─── GIVEN DATA

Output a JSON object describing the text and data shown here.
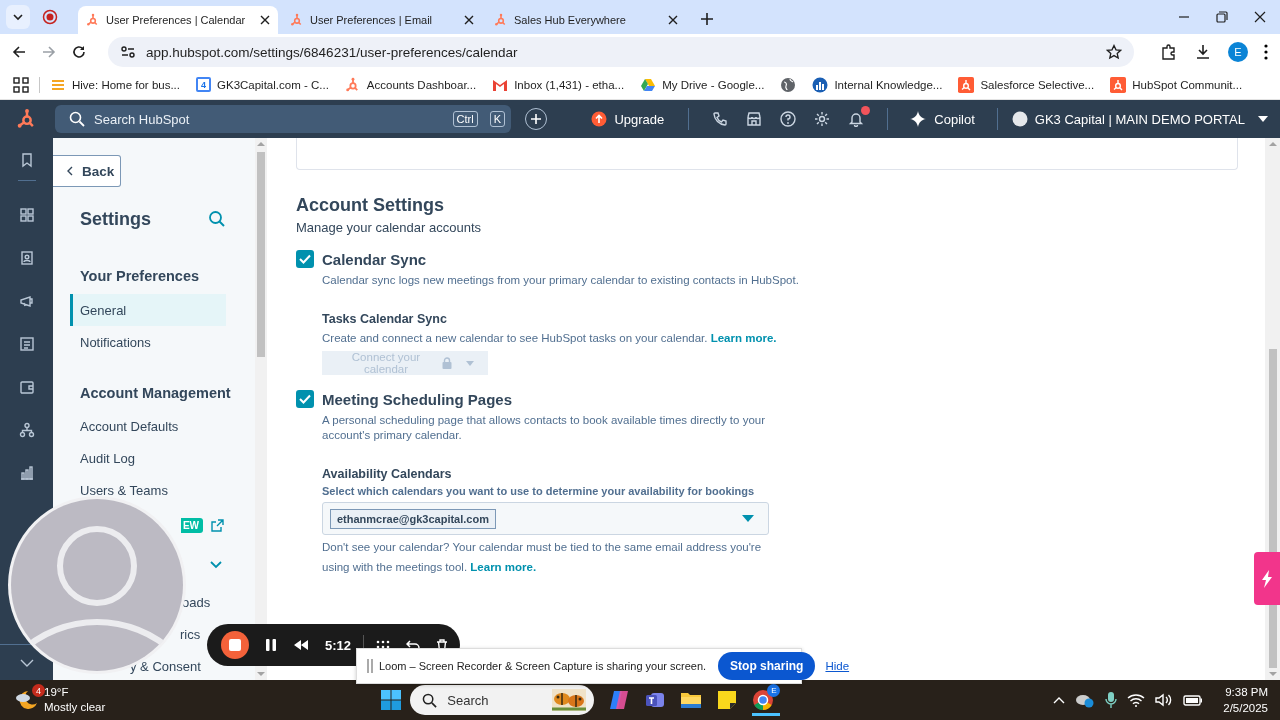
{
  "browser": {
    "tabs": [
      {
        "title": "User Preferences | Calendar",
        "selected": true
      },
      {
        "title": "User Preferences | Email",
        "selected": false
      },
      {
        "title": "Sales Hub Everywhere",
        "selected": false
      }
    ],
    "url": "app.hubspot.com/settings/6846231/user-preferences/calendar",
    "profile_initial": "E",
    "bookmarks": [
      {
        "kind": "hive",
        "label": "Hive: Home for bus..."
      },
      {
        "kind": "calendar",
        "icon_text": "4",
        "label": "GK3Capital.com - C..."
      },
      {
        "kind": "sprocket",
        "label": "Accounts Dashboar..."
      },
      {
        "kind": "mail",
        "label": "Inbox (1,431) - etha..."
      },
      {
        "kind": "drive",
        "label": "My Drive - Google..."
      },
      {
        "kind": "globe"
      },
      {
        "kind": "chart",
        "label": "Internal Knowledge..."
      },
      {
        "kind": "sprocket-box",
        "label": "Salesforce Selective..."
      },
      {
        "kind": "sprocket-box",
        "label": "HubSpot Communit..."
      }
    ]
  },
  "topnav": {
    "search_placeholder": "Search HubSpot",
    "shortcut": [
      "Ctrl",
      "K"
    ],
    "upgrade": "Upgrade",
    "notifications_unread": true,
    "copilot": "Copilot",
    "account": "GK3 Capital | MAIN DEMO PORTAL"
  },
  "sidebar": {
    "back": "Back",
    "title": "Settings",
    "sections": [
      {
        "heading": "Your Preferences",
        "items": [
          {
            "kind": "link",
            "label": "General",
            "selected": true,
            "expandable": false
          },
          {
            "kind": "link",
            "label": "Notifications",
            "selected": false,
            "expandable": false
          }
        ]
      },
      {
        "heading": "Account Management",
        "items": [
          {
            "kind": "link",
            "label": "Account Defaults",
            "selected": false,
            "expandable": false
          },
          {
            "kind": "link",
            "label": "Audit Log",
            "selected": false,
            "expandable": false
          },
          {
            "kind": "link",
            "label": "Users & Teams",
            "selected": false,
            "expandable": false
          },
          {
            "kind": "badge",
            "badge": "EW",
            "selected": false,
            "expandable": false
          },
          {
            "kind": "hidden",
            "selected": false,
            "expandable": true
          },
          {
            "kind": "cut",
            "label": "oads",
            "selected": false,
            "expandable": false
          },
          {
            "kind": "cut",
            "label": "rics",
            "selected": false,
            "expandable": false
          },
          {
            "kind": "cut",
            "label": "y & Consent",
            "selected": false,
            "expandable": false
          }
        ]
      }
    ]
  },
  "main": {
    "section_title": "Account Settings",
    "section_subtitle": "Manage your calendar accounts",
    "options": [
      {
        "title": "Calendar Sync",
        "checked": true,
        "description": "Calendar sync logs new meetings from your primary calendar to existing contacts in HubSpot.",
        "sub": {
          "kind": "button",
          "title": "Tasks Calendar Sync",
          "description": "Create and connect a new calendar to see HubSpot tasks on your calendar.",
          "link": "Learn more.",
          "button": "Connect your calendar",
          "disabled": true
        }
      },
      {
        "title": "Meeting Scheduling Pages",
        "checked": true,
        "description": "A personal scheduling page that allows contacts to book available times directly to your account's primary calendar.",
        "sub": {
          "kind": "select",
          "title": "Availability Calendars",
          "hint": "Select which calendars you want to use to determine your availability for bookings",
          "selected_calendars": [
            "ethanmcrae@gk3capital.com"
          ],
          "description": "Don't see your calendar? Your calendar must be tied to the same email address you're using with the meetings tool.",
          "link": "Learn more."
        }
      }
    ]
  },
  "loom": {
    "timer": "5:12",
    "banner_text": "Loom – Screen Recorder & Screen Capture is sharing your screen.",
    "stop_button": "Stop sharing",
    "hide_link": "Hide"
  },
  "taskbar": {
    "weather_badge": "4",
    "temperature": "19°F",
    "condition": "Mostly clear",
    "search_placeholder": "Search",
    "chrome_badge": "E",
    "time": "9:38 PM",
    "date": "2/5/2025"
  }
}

──────

AIM:
Each record above must be returned exactly as written, with its pictures omitted.

RESULT OF THIS EXERCISE:
Output a JSON object describing the text and data shown here.
{
  "browser": {
    "tabs": [
      {
        "title": "User Preferences | Calendar",
        "selected": true
      },
      {
        "title": "User Preferences | Email",
        "selected": false
      },
      {
        "title": "Sales Hub Everywhere",
        "selected": false
      }
    ],
    "url": "app.hubspot.com/settings/6846231/user-preferences/calendar",
    "profile_initial": "E",
    "bookmarks": [
      {
        "kind": "hive",
        "label": "Hive: Home for bus..."
      },
      {
        "kind": "calendar",
        "icon_text": "4",
        "label": "GK3Capital.com - C..."
      },
      {
        "kind": "sprocket",
        "label": "Accounts Dashboar..."
      },
      {
        "kind": "mail",
        "label": "Inbox (1,431) - etha..."
      },
      {
        "kind": "drive",
        "label": "My Drive - Google..."
      },
      {
        "kind": "globe"
      },
      {
        "kind": "chart",
        "label": "Internal Knowledge..."
      },
      {
        "kind": "sprocket-box",
        "label": "Salesforce Selective..."
      },
      {
        "kind": "sprocket-box",
        "label": "HubSpot Communit..."
      }
    ]
  },
  "topnav": {
    "search_placeholder": "Search HubSpot",
    "shortcut": [
      "Ctrl",
      "K"
    ],
    "upgrade": "Upgrade",
    "notifications_unread": true,
    "copilot": "Copilot",
    "account": "GK3 Capital | MAIN DEMO PORTAL"
  },
  "sidebar": {
    "back": "Back",
    "title": "Settings",
    "sections": [
      {
        "heading": "Your Preferences",
        "items": [
          {
            "kind": "link",
            "label": "General",
            "selected": true,
            "expandable": false
          },
          {
            "kind": "link",
            "label": "Notifications",
            "selected": false,
            "expandable": false
          }
        ]
      },
      {
        "heading": "Account Management",
        "items": [
          {
            "kind": "link",
            "label": "Account Defaults",
            "selected": false,
            "expandable": false
          },
          {
            "kind": "link",
            "label": "Audit Log",
            "selected": false,
            "expandable": false
          },
          {
            "kind": "link",
            "label": "Users & Teams",
            "selected": false,
            "expandable": false
          },
          {
            "kind": "badge",
            "badge": "EW",
            "selected": false,
            "expandable": false
          },
          {
            "kind": "hidden",
            "selected": false,
            "expandable": true
          },
          {
            "kind": "cut",
            "label": "oads",
            "selected": false,
            "expandable": false
          },
          {
            "kind": "cut",
            "label": "rics",
            "selected": false,
            "expandable": false
          },
          {
            "kind": "cut",
            "label": "y & Consent",
            "selected": false,
            "expandable": false
          }
        ]
      }
    ]
  },
  "main": {
    "section_title": "Account Settings",
    "section_subtitle": "Manage your calendar accounts",
    "options": [
      {
        "title": "Calendar Sync",
        "checked": true,
        "description": "Calendar sync logs new meetings from your primary calendar to existing contacts in HubSpot.",
        "sub": {
          "kind": "button",
          "title": "Tasks Calendar Sync",
          "description": "Create and connect a new calendar to see HubSpot tasks on your calendar.",
          "link": "Learn more.",
          "button": "Connect your calendar",
          "disabled": true
        }
      },
      {
        "title": "Meeting Scheduling Pages",
        "checked": true,
        "description": "A personal scheduling page that allows contacts to book available times directly to your account's primary calendar.",
        "sub": {
          "kind": "select",
          "title": "Availability Calendars",
          "hint": "Select which calendars you want to use to determine your availability for bookings",
          "selected_calendars": [
            "ethanmcrae@gk3capital.com"
          ],
          "description": "Don't see your calendar? Your calendar must be tied to the same email address you're using with the meetings tool.",
          "link": "Learn more."
        }
      }
    ]
  },
  "loom": {
    "timer": "5:12",
    "banner_text": "Loom – Screen Recorder & Screen Capture is sharing your screen.",
    "stop_button": "Stop sharing",
    "hide_link": "Hide"
  },
  "taskbar": {
    "weather_badge": "4",
    "temperature": "19°F",
    "condition": "Mostly clear",
    "search_placeholder": "Search",
    "chrome_badge": "E",
    "time": "9:38 PM",
    "date": "2/5/2025"
  }
}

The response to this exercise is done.